**Work to complete**
Reproduce the rows below word for word, covering only the stretch from the start of the rows through the line that contains "colorbar-swatch bbox=[971, 19, 993, 38]", with that line included.

**Records to use**
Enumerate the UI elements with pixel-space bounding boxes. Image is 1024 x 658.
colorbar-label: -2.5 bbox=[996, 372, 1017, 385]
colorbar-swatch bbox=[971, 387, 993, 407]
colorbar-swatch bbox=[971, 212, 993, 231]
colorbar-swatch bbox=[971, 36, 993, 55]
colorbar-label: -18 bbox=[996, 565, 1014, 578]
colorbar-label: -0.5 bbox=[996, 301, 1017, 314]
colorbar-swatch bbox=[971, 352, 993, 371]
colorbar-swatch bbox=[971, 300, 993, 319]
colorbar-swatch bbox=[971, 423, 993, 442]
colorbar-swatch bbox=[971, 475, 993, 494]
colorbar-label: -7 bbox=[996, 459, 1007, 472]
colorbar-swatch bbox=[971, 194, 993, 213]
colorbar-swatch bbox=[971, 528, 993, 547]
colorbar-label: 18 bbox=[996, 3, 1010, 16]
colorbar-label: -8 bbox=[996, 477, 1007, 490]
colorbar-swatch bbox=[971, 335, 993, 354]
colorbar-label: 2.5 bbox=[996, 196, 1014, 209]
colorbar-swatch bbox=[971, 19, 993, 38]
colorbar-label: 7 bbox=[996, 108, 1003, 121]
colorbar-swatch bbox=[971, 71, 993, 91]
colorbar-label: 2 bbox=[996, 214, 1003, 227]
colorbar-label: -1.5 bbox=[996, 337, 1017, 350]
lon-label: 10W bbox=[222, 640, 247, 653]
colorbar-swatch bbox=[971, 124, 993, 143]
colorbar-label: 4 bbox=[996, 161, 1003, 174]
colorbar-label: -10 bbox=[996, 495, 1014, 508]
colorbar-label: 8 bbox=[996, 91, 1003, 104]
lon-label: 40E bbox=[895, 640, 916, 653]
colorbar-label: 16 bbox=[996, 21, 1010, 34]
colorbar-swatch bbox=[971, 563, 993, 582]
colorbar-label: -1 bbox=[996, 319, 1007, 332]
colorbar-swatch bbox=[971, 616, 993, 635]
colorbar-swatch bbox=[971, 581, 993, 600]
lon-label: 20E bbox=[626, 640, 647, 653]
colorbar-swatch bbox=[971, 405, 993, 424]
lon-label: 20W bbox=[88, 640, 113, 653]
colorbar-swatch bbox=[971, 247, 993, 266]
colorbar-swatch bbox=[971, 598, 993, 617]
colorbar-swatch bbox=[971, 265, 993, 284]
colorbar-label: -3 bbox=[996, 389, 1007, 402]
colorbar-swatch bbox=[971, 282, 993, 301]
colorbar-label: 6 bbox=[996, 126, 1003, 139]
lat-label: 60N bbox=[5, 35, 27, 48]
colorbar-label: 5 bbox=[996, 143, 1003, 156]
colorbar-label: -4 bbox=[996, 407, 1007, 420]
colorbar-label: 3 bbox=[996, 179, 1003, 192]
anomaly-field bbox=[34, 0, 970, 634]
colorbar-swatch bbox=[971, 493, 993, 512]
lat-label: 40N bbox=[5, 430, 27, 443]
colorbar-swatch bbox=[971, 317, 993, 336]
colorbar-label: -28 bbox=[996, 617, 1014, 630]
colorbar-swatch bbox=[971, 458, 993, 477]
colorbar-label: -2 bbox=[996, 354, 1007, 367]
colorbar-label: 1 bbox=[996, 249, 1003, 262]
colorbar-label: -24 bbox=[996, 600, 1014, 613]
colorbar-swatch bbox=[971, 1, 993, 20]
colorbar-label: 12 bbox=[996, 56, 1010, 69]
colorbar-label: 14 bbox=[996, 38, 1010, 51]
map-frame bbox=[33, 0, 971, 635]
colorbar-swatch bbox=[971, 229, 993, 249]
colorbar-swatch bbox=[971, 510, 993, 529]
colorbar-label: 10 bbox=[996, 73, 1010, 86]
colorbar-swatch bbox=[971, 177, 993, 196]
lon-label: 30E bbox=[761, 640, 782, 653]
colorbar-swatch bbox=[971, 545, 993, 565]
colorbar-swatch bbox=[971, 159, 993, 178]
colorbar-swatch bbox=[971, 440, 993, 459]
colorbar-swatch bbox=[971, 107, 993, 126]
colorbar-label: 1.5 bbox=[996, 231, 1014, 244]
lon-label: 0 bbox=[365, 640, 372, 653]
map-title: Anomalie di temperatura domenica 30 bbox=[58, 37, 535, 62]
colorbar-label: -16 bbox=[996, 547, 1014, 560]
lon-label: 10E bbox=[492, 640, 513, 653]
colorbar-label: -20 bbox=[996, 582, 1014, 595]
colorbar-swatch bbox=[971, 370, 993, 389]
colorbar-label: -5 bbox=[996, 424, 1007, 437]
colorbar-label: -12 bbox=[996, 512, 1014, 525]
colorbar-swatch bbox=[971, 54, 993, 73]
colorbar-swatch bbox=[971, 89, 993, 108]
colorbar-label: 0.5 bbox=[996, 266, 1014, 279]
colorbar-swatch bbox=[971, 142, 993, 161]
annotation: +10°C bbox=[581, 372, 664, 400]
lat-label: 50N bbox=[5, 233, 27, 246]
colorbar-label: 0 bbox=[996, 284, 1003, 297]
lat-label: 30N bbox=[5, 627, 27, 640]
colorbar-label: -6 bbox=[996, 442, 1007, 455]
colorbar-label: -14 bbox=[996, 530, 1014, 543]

**Output**
Enumerate the UI elements with pixel-space bounding boxes. Image is 1024 x 658.
colorbar-label: -2.5 bbox=[996, 372, 1017, 385]
colorbar-swatch bbox=[971, 387, 993, 407]
colorbar-swatch bbox=[971, 212, 993, 231]
colorbar-swatch bbox=[971, 36, 993, 55]
colorbar-label: -18 bbox=[996, 565, 1014, 578]
colorbar-label: -0.5 bbox=[996, 301, 1017, 314]
colorbar-swatch bbox=[971, 352, 993, 371]
colorbar-swatch bbox=[971, 300, 993, 319]
colorbar-swatch bbox=[971, 423, 993, 442]
colorbar-swatch bbox=[971, 475, 993, 494]
colorbar-label: -7 bbox=[996, 459, 1007, 472]
colorbar-swatch bbox=[971, 194, 993, 213]
colorbar-swatch bbox=[971, 528, 993, 547]
colorbar-label: 18 bbox=[996, 3, 1010, 16]
colorbar-label: -8 bbox=[996, 477, 1007, 490]
colorbar-swatch bbox=[971, 335, 993, 354]
colorbar-label: 2.5 bbox=[996, 196, 1014, 209]
colorbar-swatch bbox=[971, 19, 993, 38]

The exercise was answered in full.